In the listing that follows, count each line where the word "Node" appears; write nothing but the count.

- - - -

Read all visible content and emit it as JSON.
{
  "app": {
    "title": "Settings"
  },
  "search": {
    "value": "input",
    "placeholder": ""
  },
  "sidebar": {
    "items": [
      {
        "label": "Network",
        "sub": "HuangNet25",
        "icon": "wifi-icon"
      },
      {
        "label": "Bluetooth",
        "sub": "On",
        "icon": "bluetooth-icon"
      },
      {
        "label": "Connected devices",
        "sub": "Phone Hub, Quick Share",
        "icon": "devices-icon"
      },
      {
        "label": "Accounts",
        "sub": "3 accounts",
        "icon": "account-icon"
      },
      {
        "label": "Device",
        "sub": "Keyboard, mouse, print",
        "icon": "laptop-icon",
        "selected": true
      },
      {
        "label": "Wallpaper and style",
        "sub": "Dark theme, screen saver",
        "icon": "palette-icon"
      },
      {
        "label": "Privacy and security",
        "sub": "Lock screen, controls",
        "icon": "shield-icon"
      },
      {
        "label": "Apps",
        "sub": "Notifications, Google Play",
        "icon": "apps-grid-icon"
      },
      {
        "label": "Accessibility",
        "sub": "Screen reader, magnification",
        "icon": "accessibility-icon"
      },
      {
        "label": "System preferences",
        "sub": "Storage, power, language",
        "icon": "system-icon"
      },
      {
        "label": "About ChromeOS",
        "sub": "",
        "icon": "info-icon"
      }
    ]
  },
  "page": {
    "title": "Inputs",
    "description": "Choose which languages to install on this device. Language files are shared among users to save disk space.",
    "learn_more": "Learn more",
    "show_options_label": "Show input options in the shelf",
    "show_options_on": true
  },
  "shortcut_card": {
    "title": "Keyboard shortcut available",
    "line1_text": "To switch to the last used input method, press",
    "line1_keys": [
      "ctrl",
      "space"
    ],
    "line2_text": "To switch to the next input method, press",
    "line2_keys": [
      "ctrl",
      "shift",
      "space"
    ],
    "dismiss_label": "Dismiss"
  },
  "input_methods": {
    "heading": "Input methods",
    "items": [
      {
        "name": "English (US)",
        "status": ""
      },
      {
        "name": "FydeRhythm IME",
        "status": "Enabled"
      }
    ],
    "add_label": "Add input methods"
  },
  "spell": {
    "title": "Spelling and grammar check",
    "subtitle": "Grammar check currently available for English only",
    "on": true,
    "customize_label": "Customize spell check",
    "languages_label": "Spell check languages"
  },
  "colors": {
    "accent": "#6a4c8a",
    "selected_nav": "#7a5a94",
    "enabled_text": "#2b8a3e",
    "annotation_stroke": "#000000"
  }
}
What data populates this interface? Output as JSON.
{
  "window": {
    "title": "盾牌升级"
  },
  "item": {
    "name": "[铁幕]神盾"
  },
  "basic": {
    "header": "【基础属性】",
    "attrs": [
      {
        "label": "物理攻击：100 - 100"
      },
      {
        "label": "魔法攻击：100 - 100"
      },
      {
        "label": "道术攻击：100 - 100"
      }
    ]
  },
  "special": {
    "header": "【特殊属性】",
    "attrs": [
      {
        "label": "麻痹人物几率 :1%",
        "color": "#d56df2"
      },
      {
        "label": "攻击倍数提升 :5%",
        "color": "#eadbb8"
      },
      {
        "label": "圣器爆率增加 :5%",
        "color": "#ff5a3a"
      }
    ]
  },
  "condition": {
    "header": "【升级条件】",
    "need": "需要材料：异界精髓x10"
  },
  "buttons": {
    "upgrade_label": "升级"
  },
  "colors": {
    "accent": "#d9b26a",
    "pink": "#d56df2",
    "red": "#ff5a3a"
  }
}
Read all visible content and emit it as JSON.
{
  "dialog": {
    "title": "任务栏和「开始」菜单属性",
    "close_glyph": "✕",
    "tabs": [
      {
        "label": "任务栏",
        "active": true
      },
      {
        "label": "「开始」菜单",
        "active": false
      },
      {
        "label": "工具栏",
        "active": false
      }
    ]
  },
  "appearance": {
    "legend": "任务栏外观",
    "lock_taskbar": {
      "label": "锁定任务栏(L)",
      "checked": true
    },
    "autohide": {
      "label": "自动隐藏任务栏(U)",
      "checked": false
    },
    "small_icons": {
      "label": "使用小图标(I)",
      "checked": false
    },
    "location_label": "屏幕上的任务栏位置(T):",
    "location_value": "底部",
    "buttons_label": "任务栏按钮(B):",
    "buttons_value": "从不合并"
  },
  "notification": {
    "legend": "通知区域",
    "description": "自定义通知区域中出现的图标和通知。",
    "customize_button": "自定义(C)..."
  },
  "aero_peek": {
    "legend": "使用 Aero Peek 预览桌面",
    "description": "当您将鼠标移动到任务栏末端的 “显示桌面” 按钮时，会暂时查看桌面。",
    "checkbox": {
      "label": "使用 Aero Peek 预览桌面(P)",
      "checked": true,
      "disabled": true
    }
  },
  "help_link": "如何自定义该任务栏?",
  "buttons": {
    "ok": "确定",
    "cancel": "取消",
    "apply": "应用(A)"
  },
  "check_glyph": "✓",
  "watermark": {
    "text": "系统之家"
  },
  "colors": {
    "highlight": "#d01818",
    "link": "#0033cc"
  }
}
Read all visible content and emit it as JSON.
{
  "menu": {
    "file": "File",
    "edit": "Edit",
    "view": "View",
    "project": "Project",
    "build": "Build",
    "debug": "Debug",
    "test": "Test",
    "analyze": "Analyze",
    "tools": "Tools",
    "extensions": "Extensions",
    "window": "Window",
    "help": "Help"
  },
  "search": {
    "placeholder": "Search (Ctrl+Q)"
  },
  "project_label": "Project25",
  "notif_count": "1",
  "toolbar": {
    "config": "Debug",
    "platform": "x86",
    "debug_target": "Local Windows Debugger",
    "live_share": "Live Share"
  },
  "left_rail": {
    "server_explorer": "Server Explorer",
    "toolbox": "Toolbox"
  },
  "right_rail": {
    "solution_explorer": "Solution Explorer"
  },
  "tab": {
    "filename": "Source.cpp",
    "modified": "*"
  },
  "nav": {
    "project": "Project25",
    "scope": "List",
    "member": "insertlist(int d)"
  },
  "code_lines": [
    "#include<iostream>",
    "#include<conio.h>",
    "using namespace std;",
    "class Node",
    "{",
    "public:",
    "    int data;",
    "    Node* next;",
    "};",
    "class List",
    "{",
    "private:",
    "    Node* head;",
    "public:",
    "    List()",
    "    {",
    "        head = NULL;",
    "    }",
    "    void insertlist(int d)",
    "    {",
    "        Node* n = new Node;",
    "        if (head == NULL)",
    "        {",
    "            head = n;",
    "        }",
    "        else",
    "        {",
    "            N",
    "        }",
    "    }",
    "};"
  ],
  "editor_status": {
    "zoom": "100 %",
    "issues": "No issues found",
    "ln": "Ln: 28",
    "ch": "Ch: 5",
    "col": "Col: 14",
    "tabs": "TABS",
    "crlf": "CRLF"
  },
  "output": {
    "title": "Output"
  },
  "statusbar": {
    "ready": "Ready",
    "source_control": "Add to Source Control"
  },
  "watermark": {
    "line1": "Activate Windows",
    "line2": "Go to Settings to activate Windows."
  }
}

- - - -

**Written response**. 4